Write out the entries below once more, exactly.

*** Dataset records ***

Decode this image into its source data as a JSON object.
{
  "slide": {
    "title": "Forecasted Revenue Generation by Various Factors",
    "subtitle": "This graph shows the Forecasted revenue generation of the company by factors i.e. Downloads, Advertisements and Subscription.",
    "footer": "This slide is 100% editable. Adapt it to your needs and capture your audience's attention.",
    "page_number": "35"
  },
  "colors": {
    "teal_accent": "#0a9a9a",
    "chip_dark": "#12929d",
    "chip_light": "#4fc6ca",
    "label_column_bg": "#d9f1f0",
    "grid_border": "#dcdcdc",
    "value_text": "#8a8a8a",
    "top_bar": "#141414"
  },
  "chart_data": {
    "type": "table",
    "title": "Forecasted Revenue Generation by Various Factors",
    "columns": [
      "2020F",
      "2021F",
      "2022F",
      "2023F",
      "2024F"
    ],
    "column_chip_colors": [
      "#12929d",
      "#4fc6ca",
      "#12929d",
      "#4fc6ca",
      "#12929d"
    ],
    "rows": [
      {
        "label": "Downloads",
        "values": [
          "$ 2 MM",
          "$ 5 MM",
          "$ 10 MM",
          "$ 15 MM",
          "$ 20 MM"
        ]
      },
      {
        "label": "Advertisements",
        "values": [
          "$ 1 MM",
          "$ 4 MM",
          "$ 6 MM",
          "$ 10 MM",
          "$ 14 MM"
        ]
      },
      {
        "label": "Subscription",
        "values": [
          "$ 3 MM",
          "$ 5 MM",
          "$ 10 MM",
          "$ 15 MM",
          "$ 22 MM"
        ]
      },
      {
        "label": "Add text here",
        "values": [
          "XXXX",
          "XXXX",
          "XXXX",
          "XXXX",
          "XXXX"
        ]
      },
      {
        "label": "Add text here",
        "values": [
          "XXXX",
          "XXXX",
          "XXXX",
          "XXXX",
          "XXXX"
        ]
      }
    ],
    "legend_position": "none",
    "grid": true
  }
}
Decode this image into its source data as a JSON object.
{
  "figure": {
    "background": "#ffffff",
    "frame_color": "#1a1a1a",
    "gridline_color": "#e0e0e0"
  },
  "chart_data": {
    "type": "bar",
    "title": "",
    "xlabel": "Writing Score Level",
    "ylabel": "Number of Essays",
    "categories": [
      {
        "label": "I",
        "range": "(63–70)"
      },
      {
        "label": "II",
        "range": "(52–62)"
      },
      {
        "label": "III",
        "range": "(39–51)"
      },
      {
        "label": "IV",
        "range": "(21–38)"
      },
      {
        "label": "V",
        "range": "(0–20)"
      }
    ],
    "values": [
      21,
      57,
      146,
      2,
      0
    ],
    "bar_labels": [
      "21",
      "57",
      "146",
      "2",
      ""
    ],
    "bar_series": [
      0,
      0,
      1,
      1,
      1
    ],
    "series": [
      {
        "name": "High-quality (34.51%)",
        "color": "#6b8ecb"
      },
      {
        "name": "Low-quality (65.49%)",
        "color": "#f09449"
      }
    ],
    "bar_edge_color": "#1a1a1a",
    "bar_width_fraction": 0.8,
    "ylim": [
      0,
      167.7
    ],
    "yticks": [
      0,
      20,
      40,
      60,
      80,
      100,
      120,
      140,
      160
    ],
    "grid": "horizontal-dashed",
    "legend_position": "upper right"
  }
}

***

Exercise result
Decode this image into its source data as a JSON object.
{
  "slide": {
    "title": "Forecasted Revenue Generation by Various Factors",
    "subtitle": "This graph shows the Forecasted revenue generation of the company by factors i.e. Downloads, Advertisements and Subscription.",
    "footer": "This slide is 100% editable. Adapt it to your needs and capture your audience's attention.",
    "page_number": "35"
  },
  "colors": {
    "teal_accent": "#0a9a9a",
    "chip_dark": "#12929d",
    "chip_light": "#4fc6ca",
    "label_column_bg": "#d9f1f0",
    "grid_border": "#dcdcdc",
    "value_text": "#8a8a8a",
    "top_bar": "#141414"
  },
  "chart_data": {
    "type": "table",
    "title": "Forecasted Revenue Generation by Various Factors",
    "columns": [
      "2020F",
      "2021F",
      "2022F",
      "2023F",
      "2024F"
    ],
    "column_chip_colors": [
      "#12929d",
      "#4fc6ca",
      "#12929d",
      "#4fc6ca",
      "#12929d"
    ],
    "rows": [
      {
        "label": "Downloads",
        "values": [
          "$ 2 MM",
          "$ 5 MM",
          "$ 10 MM",
          "$ 15 MM",
          "$ 20 MM"
        ]
      },
      {
        "label": "Advertisements",
        "values": [
          "$ 1 MM",
          "$ 4 MM",
          "$ 6 MM",
          "$ 10 MM",
          "$ 14 MM"
        ]
      },
      {
        "label": "Subscription",
        "values": [
          "$ 3 MM",
          "$ 5 MM",
          "$ 10 MM",
          "$ 15 MM",
          "$ 22 MM"
        ]
      },
      {
        "label": "Add text here",
        "values": [
          "XXXX",
          "XXXX",
          "XXXX",
          "XXXX",
          "XXXX"
        ]
      },
      {
        "label": "Add text here",
        "values": [
          "XXXX",
          "XXXX",
          "XXXX",
          "XXXX",
          "XXXX"
        ]
      }
    ],
    "legend_position": "none",
    "grid": true
  }
}
Decode this image into its source data as a JSON object.
{
  "figure": {
    "background": "#ffffff",
    "frame_color": "#1a1a1a",
    "gridline_color": "#e0e0e0"
  },
  "chart_data": {
    "type": "bar",
    "title": "",
    "xlabel": "Writing Score Level",
    "ylabel": "Number of Essays",
    "categories": [
      {
        "label": "I",
        "range": "(63–70)"
      },
      {
        "label": "II",
        "range": "(52–62)"
      },
      {
        "label": "III",
        "range": "(39–51)"
      },
      {
        "label": "IV",
        "range": "(21–38)"
      },
      {
        "label": "V",
        "range": "(0–20)"
      }
    ],
    "values": [
      21,
      57,
      146,
      2,
      0
    ],
    "bar_labels": [
      "21",
      "57",
      "146",
      "2",
      ""
    ],
    "bar_series": [
      0,
      0,
      1,
      1,
      1
    ],
    "series": [
      {
        "name": "High-quality (34.51%)",
        "color": "#6b8ecb"
      },
      {
        "name": "Low-quality (65.49%)",
        "color": "#f09449"
      }
    ],
    "bar_edge_color": "#1a1a1a",
    "bar_width_fraction": 0.8,
    "ylim": [
      0,
      167.7
    ],
    "yticks": [
      0,
      20,
      40,
      60,
      80,
      100,
      120,
      140,
      160
    ],
    "grid": "horizontal-dashed",
    "legend_position": "upper right"
  }
}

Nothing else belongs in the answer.